### YOUR OBJECTIVE
Extract all lines containing "Short".

* * * *

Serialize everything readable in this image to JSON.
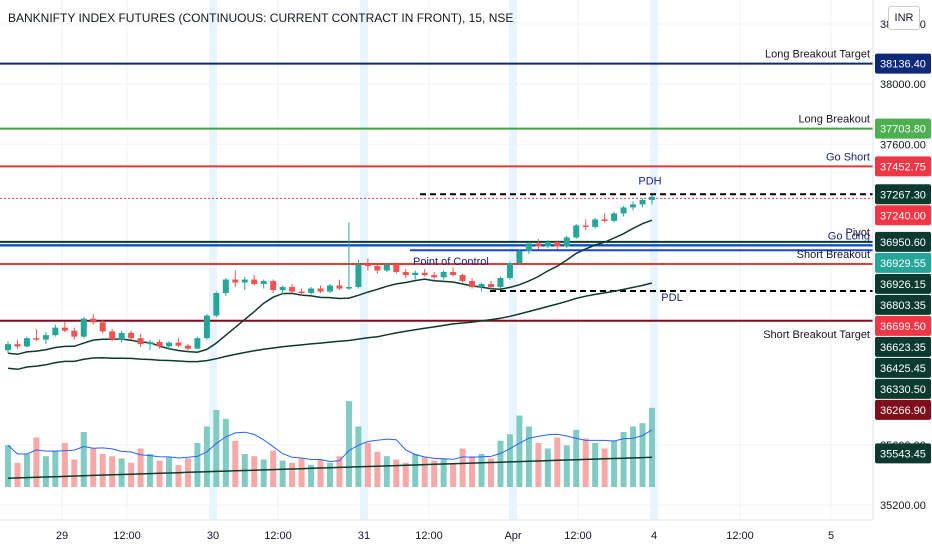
{
  "header": {
    "title": "BANKNIFTY INDEX FUTURES (CONTINUOUS: CURRENT CONTRACT IN FRONT), 15, NSE",
    "currency": "INR"
  },
  "chart_data": {
    "type": "candlestick",
    "y_axis": {
      "range": [
        35100,
        38560
      ],
      "tick_labels": [
        "38400.00",
        "38000.00",
        "37600.00",
        "35600.00",
        "35200.00"
      ],
      "tick_values": [
        38400,
        38000,
        37600,
        35600,
        35200
      ]
    },
    "x_axis": {
      "tick_labels": [
        "29",
        "12:00",
        "30",
        "12:00",
        "31",
        "12:00",
        "Apr",
        "12:00",
        "4",
        "12:00",
        "5"
      ]
    },
    "levels": [
      {
        "name": "Long Breakout Target",
        "value": 38136.4,
        "tag": "38136.40",
        "color": "#0d2a7a",
        "tag_color": "#0d2a7a",
        "style": "solid",
        "label_color": "#131722"
      },
      {
        "name": "Long Breakout",
        "value": 37703.8,
        "tag": "37703.80",
        "color": "#43a047",
        "tag_color": "#4caf50",
        "style": "solid",
        "label_color": "#131722"
      },
      {
        "name": "Go Short",
        "value": 37452.75,
        "tag": "37452.75",
        "color": "#e53935",
        "tag_color": "#f23645",
        "style": "solid",
        "label_color": "#1a237e"
      },
      {
        "name": "PDH",
        "value": 37267.3,
        "tag": "37267.30",
        "color": "#000000",
        "tag_color": "#0c3b2e",
        "style": "dashed",
        "label_color": "#1a237e"
      },
      {
        "name": "",
        "value": 37240.0,
        "tag": "37240.00",
        "color": "#f23645",
        "tag_color": "#f23645",
        "style": "dotted",
        "label_color": "#131722"
      },
      {
        "name": "Pivot",
        "value": 36950.6,
        "tag": "36950.60",
        "color": "#0c3b2e",
        "tag_color": "#0c3b2e",
        "style": "solid",
        "label_color": "#131722"
      },
      {
        "name": "",
        "value": 36929.55,
        "tag": "36929.55",
        "color": "#26a69a",
        "tag_color": "#26a69a",
        "style": "solid",
        "label_color": "#131722"
      },
      {
        "name": "Go Long",
        "value": 36926.15,
        "tag": "36926.15",
        "color": "#1e40d8",
        "tag_color": "#0c3b2e",
        "style": "solid",
        "label_color": "#1a237e"
      },
      {
        "name": "Short Breakout",
        "value": 36803.35,
        "tag": "36803.35",
        "color": "#e53935",
        "tag_color": "#0c3b2e",
        "style": "solid",
        "label_color": "#131722"
      },
      {
        "name": "Point of Control",
        "value": 36803.35,
        "tag": "",
        "color": "#1e40d8",
        "tag_color": "#2962ff",
        "style": "solid",
        "label_color": "#1a237e"
      },
      {
        "name": "",
        "value": 36699.5,
        "tag": "36699.50",
        "color": "#f23645",
        "tag_color": "#f23645",
        "style": "none",
        "label_color": "#131722"
      },
      {
        "name": "PDL",
        "value": 36623.35,
        "tag": "36623.35",
        "color": "#000000",
        "tag_color": "#0c3b2e",
        "style": "dashed",
        "label_color": "#1a237e"
      },
      {
        "name": "Short Breakout Target",
        "value": 36425.45,
        "tag": "36425.45",
        "color": "#7f0d1a",
        "tag_color": "#0c3b2e",
        "style": "solid",
        "label_color": "#131722"
      },
      {
        "name": "",
        "value": 36330.5,
        "tag": "36330.50",
        "color": "#0c3b2e",
        "tag_color": "#0c3b2e",
        "style": "none",
        "label_color": "#131722"
      },
      {
        "name": "",
        "value": 36266.9,
        "tag": "36266.90",
        "color": "#7f0d1a",
        "tag_color": "#7f0d1a",
        "style": "none",
        "label_color": "#131722"
      },
      {
        "name": "",
        "value": 35543.45,
        "tag": "35543.45",
        "color": "#0c3b2e",
        "tag_color": "#0c3b2e",
        "style": "none",
        "label_color": "#131722"
      }
    ],
    "candles_ohlc": [
      [
        36230,
        36290,
        36210,
        36270
      ],
      [
        36270,
        36300,
        36240,
        36255
      ],
      [
        36255,
        36320,
        36250,
        36310
      ],
      [
        36310,
        36370,
        36290,
        36300
      ],
      [
        36300,
        36350,
        36270,
        36330
      ],
      [
        36330,
        36400,
        36320,
        36380
      ],
      [
        36380,
        36420,
        36350,
        36360
      ],
      [
        36360,
        36380,
        36300,
        36320
      ],
      [
        36320,
        36450,
        36310,
        36440
      ],
      [
        36440,
        36470,
        36400,
        36415
      ],
      [
        36415,
        36430,
        36340,
        36355
      ],
      [
        36355,
        36370,
        36290,
        36300
      ],
      [
        36300,
        36360,
        36280,
        36345
      ],
      [
        36345,
        36360,
        36300,
        36310
      ],
      [
        36310,
        36340,
        36250,
        36270
      ],
      [
        36270,
        36300,
        36230,
        36285
      ],
      [
        36285,
        36300,
        36240,
        36255
      ],
      [
        36255,
        36290,
        36230,
        36280
      ],
      [
        36280,
        36310,
        36250,
        36260
      ],
      [
        36260,
        36270,
        36220,
        36240
      ],
      [
        36240,
        36320,
        36240,
        36310
      ],
      [
        36310,
        36470,
        36300,
        36460
      ],
      [
        36460,
        36620,
        36450,
        36610
      ],
      [
        36610,
        36710,
        36590,
        36700
      ],
      [
        36700,
        36760,
        36650,
        36680
      ],
      [
        36680,
        36720,
        36630,
        36700
      ],
      [
        36700,
        36730,
        36660,
        36670
      ],
      [
        36670,
        36700,
        36640,
        36690
      ],
      [
        36690,
        36700,
        36610,
        36630
      ],
      [
        36630,
        36660,
        36600,
        36650
      ],
      [
        36650,
        36670,
        36610,
        36620
      ],
      [
        36620,
        36640,
        36590,
        36610
      ],
      [
        36610,
        36650,
        36600,
        36640
      ],
      [
        36640,
        36660,
        36610,
        36620
      ],
      [
        36620,
        36670,
        36610,
        36660
      ],
      [
        36660,
        36700,
        36630,
        36640
      ],
      [
        36640,
        37080,
        36630,
        36650
      ],
      [
        36650,
        36830,
        36640,
        36800
      ],
      [
        36800,
        36840,
        36760,
        36790
      ],
      [
        36790,
        36800,
        36740,
        36760
      ],
      [
        36760,
        36810,
        36750,
        36800
      ],
      [
        36800,
        36810,
        36740,
        36750
      ],
      [
        36750,
        36770,
        36710,
        36730
      ],
      [
        36730,
        36760,
        36700,
        36745
      ],
      [
        36745,
        36770,
        36720,
        36730
      ],
      [
        36730,
        36750,
        36700,
        36715
      ],
      [
        36715,
        36760,
        36700,
        36750
      ],
      [
        36750,
        36780,
        36720,
        36730
      ],
      [
        36730,
        36740,
        36680,
        36690
      ],
      [
        36690,
        36710,
        36640,
        36650
      ],
      [
        36650,
        36680,
        36620,
        36670
      ],
      [
        36670,
        36690,
        36640,
        36650
      ],
      [
        36650,
        36720,
        36640,
        36710
      ],
      [
        36710,
        36820,
        36700,
        36810
      ],
      [
        36810,
        36900,
        36800,
        36890
      ],
      [
        36890,
        36950,
        36870,
        36940
      ],
      [
        36940,
        36970,
        36900,
        36920
      ],
      [
        36920,
        36960,
        36910,
        36950
      ],
      [
        36950,
        36960,
        36900,
        36920
      ],
      [
        36920,
        36990,
        36910,
        36980
      ],
      [
        36980,
        37070,
        36970,
        37060
      ],
      [
        37060,
        37100,
        37030,
        37050
      ],
      [
        37050,
        37110,
        37040,
        37100
      ],
      [
        37100,
        37140,
        37080,
        37090
      ],
      [
        37090,
        37150,
        37080,
        37140
      ],
      [
        37140,
        37190,
        37120,
        37180
      ],
      [
        37180,
        37220,
        37160,
        37200
      ],
      [
        37200,
        37240,
        37180,
        37230
      ],
      [
        37230,
        37260,
        37200,
        37250
      ]
    ],
    "volumes": [
      0.38,
      0.22,
      0.3,
      0.45,
      0.28,
      0.33,
      0.4,
      0.25,
      0.5,
      0.35,
      0.3,
      0.28,
      0.26,
      0.22,
      0.35,
      0.3,
      0.24,
      0.27,
      0.2,
      0.26,
      0.4,
      0.55,
      0.7,
      0.62,
      0.42,
      0.3,
      0.28,
      0.25,
      0.33,
      0.24,
      0.22,
      0.26,
      0.2,
      0.25,
      0.22,
      0.28,
      0.78,
      0.55,
      0.4,
      0.32,
      0.28,
      0.25,
      0.22,
      0.3,
      0.27,
      0.24,
      0.26,
      0.22,
      0.35,
      0.28,
      0.3,
      0.26,
      0.42,
      0.48,
      0.65,
      0.55,
      0.4,
      0.35,
      0.45,
      0.38,
      0.52,
      0.44,
      0.4,
      0.35,
      0.42,
      0.5,
      0.55,
      0.58,
      0.72
    ]
  }
}
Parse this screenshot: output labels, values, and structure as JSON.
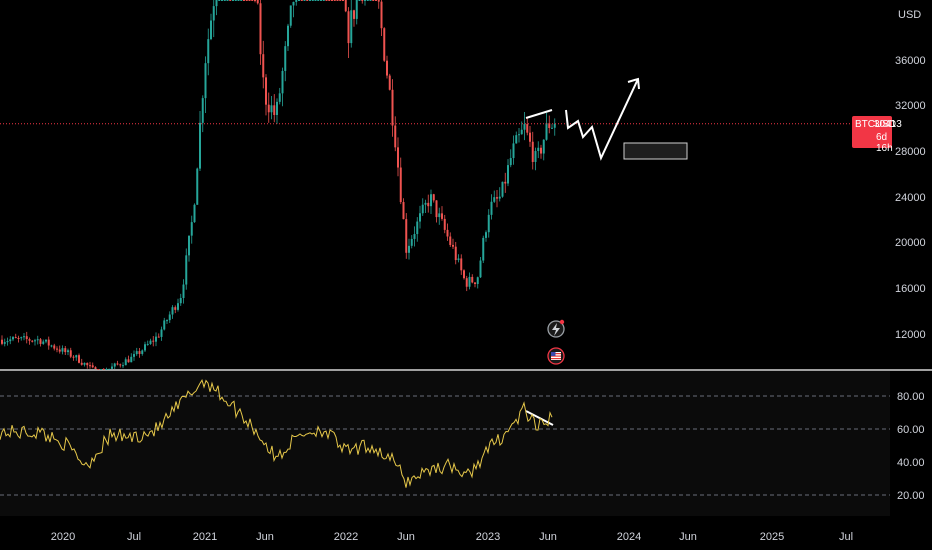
{
  "chart_data": [
    {
      "type": "candlestick",
      "symbol": "BTCUSD",
      "currency_label": "USD",
      "ylim": [
        9000,
        42000
      ],
      "y_ticks": [
        12000,
        16000,
        20000,
        24000,
        28000,
        32000,
        36000
      ],
      "last_price": 30413,
      "last_price_label": "30413",
      "countdown": "6d 16h",
      "x_ticks": [
        "2020",
        "Jul",
        "2021",
        "Jun",
        "2022",
        "Jun",
        "2023",
        "Jun",
        "2024",
        "Jun",
        "2025",
        "Jul"
      ],
      "approx_close_path": [
        {
          "date": "2019-11",
          "close": 11500
        },
        {
          "date": "2020-02",
          "close": 10000
        },
        {
          "date": "2020-04",
          "close": 8500
        },
        {
          "date": "2020-07",
          "close": 10000
        },
        {
          "date": "2020-09",
          "close": 11800
        },
        {
          "date": "2020-11",
          "close": 15500
        },
        {
          "date": "2020-12",
          "close": 22500
        },
        {
          "date": "2021-01",
          "close": 36000
        },
        {
          "date": "2021-04",
          "close": 58000
        },
        {
          "date": "2021-06",
          "close": 33000
        },
        {
          "date": "2021-07",
          "close": 31000
        },
        {
          "date": "2021-09",
          "close": 45000
        },
        {
          "date": "2021-11",
          "close": 60000
        },
        {
          "date": "2022-01",
          "close": 38000
        },
        {
          "date": "2022-03",
          "close": 46000
        },
        {
          "date": "2022-05",
          "close": 30000
        },
        {
          "date": "2022-06",
          "close": 19500
        },
        {
          "date": "2022-08",
          "close": 24000
        },
        {
          "date": "2022-10",
          "close": 19300
        },
        {
          "date": "2022-11",
          "close": 16500
        },
        {
          "date": "2022-12",
          "close": 16800
        },
        {
          "date": "2023-01",
          "close": 23000
        },
        {
          "date": "2023-02",
          "close": 24000
        },
        {
          "date": "2023-03",
          "close": 28000
        },
        {
          "date": "2023-04",
          "close": 30000
        },
        {
          "date": "2023-05",
          "close": 27000
        },
        {
          "date": "2023-06",
          "close": 30413
        }
      ]
    },
    {
      "type": "line",
      "name": "RSI",
      "ylim": [
        15,
        100
      ],
      "y_ticks": [
        "80.00",
        "60.00",
        "40.00",
        "20.00"
      ],
      "levels": [
        80,
        60,
        20
      ],
      "series_color": "#e6c84a",
      "approx_values": [
        {
          "date": "2019-11",
          "value": 58
        },
        {
          "date": "2020-01",
          "value": 52
        },
        {
          "date": "2020-03",
          "value": 38
        },
        {
          "date": "2020-05",
          "value": 56
        },
        {
          "date": "2020-07",
          "value": 55
        },
        {
          "date": "2020-09",
          "value": 60
        },
        {
          "date": "2020-11",
          "value": 76
        },
        {
          "date": "2021-01",
          "value": 90
        },
        {
          "date": "2021-03",
          "value": 76
        },
        {
          "date": "2021-05",
          "value": 62
        },
        {
          "date": "2021-07",
          "value": 42
        },
        {
          "date": "2021-09",
          "value": 57
        },
        {
          "date": "2021-11",
          "value": 60
        },
        {
          "date": "2022-01",
          "value": 46
        },
        {
          "date": "2022-03",
          "value": 50
        },
        {
          "date": "2022-05",
          "value": 40
        },
        {
          "date": "2022-06",
          "value": 28
        },
        {
          "date": "2022-08",
          "value": 36
        },
        {
          "date": "2022-10",
          "value": 38
        },
        {
          "date": "2022-11",
          "value": 30
        },
        {
          "date": "2023-01",
          "value": 48
        },
        {
          "date": "2023-03",
          "value": 62
        },
        {
          "date": "2023-04",
          "value": 72
        },
        {
          "date": "2023-05",
          "value": 60
        },
        {
          "date": "2023-06",
          "value": 66
        }
      ]
    }
  ],
  "colors": {
    "up": "#26a69a",
    "down": "#ef5350",
    "price_line": "#f23645",
    "rsi": "#e6c84a",
    "drawing": "#ffffff"
  },
  "icons": [
    "lightning-event-icon",
    "us-flag-event-icon"
  ]
}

* * * *

### TASK RESPONSE
        "name": "Go Short",
        "name": "Short Breakout",
        "name": "Short Breakout Target",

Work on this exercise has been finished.